- **Stated problem 1**:
Answer these from the article on the Cegielski factory in Poznan:
(a) Since what year has Workers Initiative worked with the workers of the Cegielski plant?
(b) In what year was the Cegielski plant founded?
(c) About how many protesters were killed in the 1956 clashes with the army and police?
- **Stated problem 2**: Write the next part of the article on the Cegielski factory in Poznan, carrying on from its final sentence.
======== Page ========
This text is going to describe the historical and present meaning of the Cegielski factory in Poznan for the workers' movement in Poland, and the history of activity of Workers' Initiative in the factory since 2002. We are also going to show the development of the strategy of wildcat strikes called "płyta" during this years, for which a key activist of IP was recently sentenced in the Polish court. Last but not least, the article shows the recent influence of the global crises in the shipyards industry on the situation of Cegielski workers: 500 of them were fired, which mobilized others to mass demonstration in October 2009.

Since 2002 the Workers Initiative (Inicjatywa Pracownicza – IP) has been working closely with the workers of Cegielski plant in Poznan, successfully convincing the majority of the workers of the effectiveness of its tactics. These tactics are based on several simple principles: end the conciliatory politics towards the enterprise management which were conducted here by trade unions; assurance of full access of the workers to information on the status of the enterprise as well as on the status of particular groups of workers employed in Cegielski; worker participation in relevant decisions; finally, the creation of a foundation for worker-led direct actions and struggles.

The Meaning of the Cegielski Factory
The Cegielski plant is one of the most famous plants in Poland. It was founded in 1846. Presently, Cegielski produces various types of engines, among them ship-engines (while Poland is one of the leading producers of ships worldwide), as well as engines for wagons and trams. For years Cegielski had been one of the biggest workplace in the western part of Poland. In the '70s, during the most productive years of the plant, more than 20 000 people worked there. In the beginning of 2009 there were 2 800 employees there. Its size and importance for the regional economy were some of the main reasons why the class struggle has always been concentrated in Cegielski. The first strike took place there in 1872. In the period between the world wars (1918-1939), the workers of Cegielski undertook large and small actions, including many strikes and demonstrations. The first strike actions after the war started in autumn 1945, and in 1956 workers of Cegielski initiated the militant proletarian insurgence which held for a few days and took over the whole of Poznan. In the militant clashes with forces of the Polish army and police around 70 protesters were killed. The next wave of protests in the plant took place in the '80s, however Cegielski did not play a leading role during the revolution of 1980.
======== Information provided ========
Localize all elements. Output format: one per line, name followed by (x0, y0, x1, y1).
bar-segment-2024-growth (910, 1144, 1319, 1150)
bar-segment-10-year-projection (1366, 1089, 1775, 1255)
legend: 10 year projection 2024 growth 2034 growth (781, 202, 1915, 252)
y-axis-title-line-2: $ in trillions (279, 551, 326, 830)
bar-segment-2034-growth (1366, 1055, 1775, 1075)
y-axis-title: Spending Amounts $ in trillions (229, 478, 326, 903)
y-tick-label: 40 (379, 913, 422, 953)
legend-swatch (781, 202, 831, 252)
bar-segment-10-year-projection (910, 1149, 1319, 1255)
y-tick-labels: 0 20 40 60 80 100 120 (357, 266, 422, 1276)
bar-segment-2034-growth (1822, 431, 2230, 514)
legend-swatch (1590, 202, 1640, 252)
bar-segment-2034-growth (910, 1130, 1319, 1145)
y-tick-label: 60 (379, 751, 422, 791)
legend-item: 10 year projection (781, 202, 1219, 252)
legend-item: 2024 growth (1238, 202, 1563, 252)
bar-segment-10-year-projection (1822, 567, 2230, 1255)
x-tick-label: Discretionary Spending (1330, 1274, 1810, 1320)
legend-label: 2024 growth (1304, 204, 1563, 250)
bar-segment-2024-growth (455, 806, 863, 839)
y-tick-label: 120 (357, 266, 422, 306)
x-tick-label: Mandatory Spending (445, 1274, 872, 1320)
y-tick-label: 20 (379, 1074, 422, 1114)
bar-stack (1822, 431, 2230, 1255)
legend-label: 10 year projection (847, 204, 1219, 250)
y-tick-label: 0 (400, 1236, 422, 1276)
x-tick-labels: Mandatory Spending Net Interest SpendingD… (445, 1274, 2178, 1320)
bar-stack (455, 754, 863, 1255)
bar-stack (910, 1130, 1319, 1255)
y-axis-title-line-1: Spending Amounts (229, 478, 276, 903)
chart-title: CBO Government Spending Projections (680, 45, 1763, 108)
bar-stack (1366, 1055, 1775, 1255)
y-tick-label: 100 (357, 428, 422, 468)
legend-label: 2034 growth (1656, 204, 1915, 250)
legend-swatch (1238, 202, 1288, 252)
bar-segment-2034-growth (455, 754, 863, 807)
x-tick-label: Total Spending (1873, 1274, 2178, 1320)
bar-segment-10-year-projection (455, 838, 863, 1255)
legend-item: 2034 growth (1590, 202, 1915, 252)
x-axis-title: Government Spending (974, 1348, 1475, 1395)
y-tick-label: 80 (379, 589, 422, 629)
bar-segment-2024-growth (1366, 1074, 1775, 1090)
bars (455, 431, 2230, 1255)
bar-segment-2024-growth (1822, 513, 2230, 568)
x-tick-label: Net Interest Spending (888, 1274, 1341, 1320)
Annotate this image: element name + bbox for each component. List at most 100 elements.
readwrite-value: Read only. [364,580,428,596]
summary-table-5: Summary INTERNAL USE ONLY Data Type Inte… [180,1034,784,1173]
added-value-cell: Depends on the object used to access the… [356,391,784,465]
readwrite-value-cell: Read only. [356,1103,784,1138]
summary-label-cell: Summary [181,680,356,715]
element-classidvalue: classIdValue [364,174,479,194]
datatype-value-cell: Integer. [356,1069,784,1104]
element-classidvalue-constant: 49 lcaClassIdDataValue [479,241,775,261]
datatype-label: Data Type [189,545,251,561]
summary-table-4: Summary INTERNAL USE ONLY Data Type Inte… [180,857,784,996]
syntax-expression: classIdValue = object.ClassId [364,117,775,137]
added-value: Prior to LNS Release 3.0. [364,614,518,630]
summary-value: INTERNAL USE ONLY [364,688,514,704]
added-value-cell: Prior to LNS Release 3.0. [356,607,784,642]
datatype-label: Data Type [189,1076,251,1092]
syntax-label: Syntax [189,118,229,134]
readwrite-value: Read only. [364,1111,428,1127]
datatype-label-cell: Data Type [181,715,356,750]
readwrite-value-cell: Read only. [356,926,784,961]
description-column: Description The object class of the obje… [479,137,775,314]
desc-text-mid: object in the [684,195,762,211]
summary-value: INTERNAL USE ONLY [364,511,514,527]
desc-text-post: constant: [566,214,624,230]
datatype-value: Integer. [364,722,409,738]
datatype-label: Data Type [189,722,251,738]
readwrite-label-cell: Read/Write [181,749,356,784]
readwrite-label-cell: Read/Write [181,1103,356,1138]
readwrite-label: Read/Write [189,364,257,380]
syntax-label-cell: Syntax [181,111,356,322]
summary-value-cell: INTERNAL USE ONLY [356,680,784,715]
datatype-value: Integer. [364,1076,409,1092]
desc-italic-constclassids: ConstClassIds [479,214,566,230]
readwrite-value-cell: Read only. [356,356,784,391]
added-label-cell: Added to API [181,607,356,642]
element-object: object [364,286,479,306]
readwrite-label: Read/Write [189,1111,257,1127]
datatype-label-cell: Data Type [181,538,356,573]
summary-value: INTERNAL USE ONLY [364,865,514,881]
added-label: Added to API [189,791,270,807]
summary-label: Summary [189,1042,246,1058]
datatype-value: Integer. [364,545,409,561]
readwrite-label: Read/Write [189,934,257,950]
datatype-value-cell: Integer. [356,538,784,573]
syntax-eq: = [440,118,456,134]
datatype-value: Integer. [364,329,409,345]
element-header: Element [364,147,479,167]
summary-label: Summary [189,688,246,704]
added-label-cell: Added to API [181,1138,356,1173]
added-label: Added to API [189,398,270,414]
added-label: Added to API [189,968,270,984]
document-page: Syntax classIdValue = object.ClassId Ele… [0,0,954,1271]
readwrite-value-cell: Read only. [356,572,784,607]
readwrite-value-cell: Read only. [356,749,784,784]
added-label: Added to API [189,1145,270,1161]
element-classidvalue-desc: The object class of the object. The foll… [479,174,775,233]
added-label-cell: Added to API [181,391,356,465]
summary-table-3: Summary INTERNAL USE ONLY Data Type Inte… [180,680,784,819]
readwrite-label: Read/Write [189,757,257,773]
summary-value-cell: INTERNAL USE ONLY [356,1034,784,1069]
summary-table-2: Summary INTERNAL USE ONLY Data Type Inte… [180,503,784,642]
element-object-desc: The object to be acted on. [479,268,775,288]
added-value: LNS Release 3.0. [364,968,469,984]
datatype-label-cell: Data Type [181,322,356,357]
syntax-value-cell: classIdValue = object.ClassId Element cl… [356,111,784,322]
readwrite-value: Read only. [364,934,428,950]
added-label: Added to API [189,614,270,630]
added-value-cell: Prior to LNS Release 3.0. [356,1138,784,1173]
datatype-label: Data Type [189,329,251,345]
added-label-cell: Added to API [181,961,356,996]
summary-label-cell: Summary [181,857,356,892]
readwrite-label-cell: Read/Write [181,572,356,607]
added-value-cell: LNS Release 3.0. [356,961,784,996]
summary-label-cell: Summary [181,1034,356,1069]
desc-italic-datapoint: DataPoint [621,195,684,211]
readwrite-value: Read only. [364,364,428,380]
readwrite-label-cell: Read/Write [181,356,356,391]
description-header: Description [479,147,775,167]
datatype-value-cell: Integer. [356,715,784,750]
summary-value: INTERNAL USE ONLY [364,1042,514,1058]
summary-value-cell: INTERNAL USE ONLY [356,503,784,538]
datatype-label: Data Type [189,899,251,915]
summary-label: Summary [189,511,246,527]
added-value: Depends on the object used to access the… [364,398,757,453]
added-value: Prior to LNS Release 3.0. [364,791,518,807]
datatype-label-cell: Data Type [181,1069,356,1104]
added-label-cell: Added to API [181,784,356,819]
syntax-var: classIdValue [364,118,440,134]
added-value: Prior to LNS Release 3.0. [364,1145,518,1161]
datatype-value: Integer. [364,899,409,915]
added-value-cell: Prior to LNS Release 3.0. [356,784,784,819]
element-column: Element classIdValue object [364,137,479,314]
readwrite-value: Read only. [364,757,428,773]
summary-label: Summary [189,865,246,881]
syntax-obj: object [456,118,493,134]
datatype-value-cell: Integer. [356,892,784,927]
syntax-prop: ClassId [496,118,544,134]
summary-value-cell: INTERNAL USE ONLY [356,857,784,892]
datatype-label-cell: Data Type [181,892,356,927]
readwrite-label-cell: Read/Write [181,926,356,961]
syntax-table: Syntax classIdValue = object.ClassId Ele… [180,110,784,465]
========
- **Output 1**:
(a) 2002
(b) 1846
(c) Around 70

- **Output 2**:
By the '90s the political expressions of the Cegielski workers had quieted. On the one hand, the workers felt threatened with dismissal; on the other hand, salaries in Cegielski exceeded the average salaries in the country at this period. With the start of a new century, protest began as a reaction to another wave of dismissals and radical cutbacks to the previous gains. During this period the Workers Initiative (IP) entered the plant, intending to begin a radical struggle in the interest of the workers.

The Beginning of the Workers Initiative at Cegielski
One of the first successes was a demonstration intending to end the dismissals of June 2002. About 1000 workers from Cegielski and other plants in Poznan took to the streets. However, numerous actions did not manage to put an end to dismissals and cutbacks. But IP had gained quite wide support which, for example, resulted in one of its members-  lathe worker, Marcel Szary- was chosen in 2003, 2006 and 2009 by the whole plant workforce as its representative to the management. He won by a large margin each time,  against the other candidates representing the big traditional trade unions present in the factory. At the same time, IP was still organizing regular protests to improve working conditions and increase financial benefits. In Spring 2006, IP attempted to organise a regular strike. The legal ways of organising did not work out. Using threats, the management and the other trade unions managed to create a situation in which less than the necessary 50% of the workers participated in the strike referendum. Learning from this experience, activists of the IP in Cegielski decided on a radical change of tactics starting with a series of short wildcat strikes. These strikes often took the form of rallies during which the workforce made direct decisions together about further developments.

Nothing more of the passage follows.